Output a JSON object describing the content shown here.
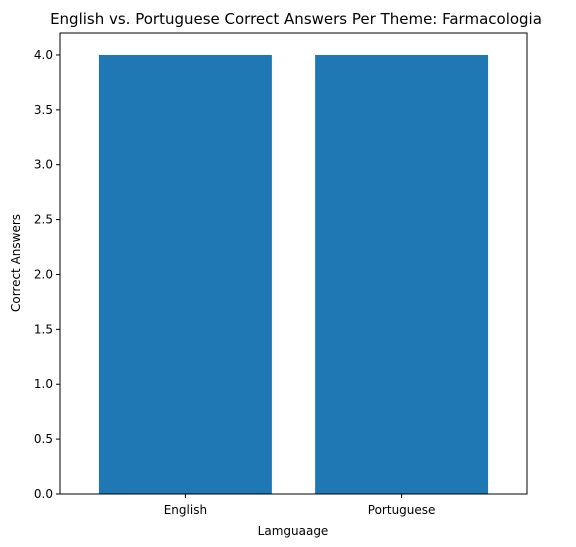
{
  "chart_data": {
    "type": "bar",
    "title": "English vs. Portuguese Correct Answers Per Theme: Farmacologia",
    "xlabel": "Lamguaage",
    "ylabel": "Correct Answers",
    "categories": [
      "English",
      "Portuguese"
    ],
    "values": [
      4.0,
      4.0
    ],
    "ylim": [
      0,
      4.2
    ],
    "yticks": [
      "0.0",
      "0.5",
      "1.0",
      "1.5",
      "2.0",
      "2.5",
      "3.0",
      "3.5",
      "4.0"
    ],
    "bar_color": "#1f77b4",
    "grid": false
  }
}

| Written instruction |
Leave out the pictures and print every line of the data exactly.

| Response for this exercise |
Output a JSON object describing the content shown here.
{
  "chart_data": {
    "type": "bar",
    "title": "English vs. Portuguese Correct Answers Per Theme: Farmacologia",
    "xlabel": "Lamguaage",
    "ylabel": "Correct Answers",
    "categories": [
      "English",
      "Portuguese"
    ],
    "values": [
      4.0,
      4.0
    ],
    "ylim": [
      0,
      4.2
    ],
    "yticks": [
      "0.0",
      "0.5",
      "1.0",
      "1.5",
      "2.0",
      "2.5",
      "3.0",
      "3.5",
      "4.0"
    ],
    "bar_color": "#1f77b4",
    "grid": false
  }
}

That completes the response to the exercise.